MATERIAL SHOWN
|---|
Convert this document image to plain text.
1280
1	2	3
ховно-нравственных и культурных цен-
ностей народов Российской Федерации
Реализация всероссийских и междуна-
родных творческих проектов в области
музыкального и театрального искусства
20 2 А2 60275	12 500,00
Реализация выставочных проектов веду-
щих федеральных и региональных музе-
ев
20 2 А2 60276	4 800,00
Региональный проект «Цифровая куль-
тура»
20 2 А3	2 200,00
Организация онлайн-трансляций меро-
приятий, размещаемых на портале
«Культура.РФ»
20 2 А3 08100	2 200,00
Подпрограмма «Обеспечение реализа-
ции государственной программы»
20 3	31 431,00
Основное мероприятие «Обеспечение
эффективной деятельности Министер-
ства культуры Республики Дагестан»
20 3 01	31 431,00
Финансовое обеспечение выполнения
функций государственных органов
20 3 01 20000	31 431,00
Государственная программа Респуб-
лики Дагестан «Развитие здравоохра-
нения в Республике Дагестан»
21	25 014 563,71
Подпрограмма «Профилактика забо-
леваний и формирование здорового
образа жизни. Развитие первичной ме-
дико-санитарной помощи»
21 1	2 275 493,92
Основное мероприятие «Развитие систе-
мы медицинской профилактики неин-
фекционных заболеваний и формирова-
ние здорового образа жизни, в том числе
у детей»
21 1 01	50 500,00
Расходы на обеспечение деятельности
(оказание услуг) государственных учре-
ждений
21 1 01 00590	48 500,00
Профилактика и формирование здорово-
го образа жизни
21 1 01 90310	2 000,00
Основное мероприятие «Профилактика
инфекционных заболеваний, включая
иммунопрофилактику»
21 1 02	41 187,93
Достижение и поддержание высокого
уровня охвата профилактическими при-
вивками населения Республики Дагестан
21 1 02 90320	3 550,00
|---|
GOAL OF THE EXERCISE
Look through the listing and extract every line with "Подпрограмма" in it.

TASK RESPONSE
Подпрограмма «Обеспечение реализа-
Подпрограмма «Профилактика забо-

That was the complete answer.